++++ Information provided
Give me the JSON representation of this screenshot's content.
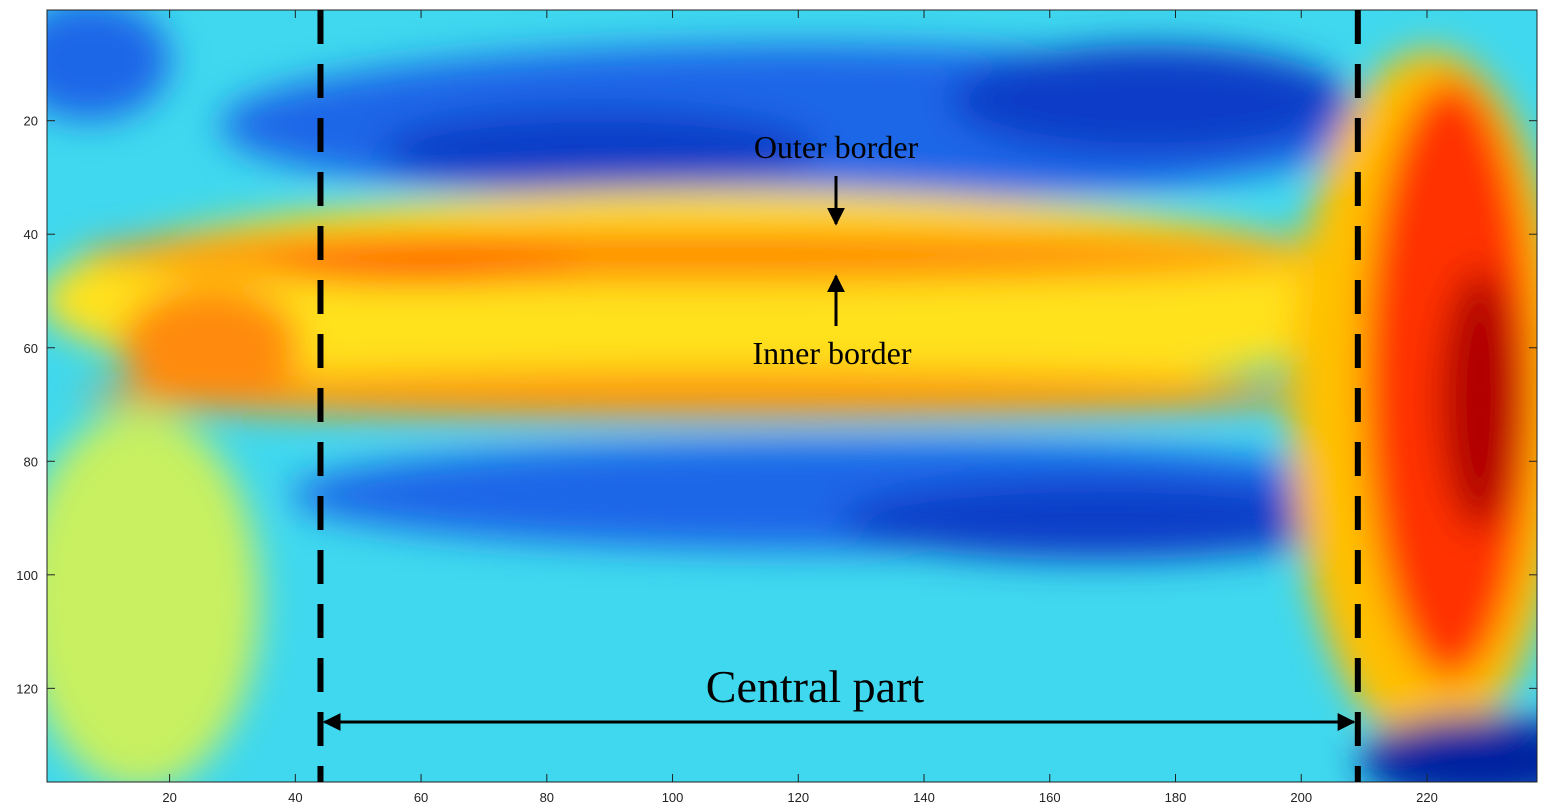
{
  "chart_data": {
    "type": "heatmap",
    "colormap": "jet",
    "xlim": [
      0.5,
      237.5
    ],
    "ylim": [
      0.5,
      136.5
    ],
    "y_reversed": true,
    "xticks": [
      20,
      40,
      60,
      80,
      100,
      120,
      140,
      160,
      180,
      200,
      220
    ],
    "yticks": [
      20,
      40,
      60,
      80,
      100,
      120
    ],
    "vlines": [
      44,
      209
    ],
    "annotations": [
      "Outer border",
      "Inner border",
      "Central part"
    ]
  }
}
++++++++
**Problem to work on:** Pictures stay out of the copy; please restate every record above exactly.

**Answer for the task:**
Give me the JSON representation of this screenshot's content.
{
  "chart_data": {
    "type": "heatmap",
    "colormap": "jet",
    "xlim": [
      0.5,
      237.5
    ],
    "ylim": [
      0.5,
      136.5
    ],
    "y_reversed": true,
    "xticks": [
      20,
      40,
      60,
      80,
      100,
      120,
      140,
      160,
      180,
      200,
      220
    ],
    "yticks": [
      20,
      40,
      60,
      80,
      100,
      120
    ],
    "vlines": [
      44,
      209
    ],
    "annotations": [
      "Outer border",
      "Inner border",
      "Central part"
    ]
  }
}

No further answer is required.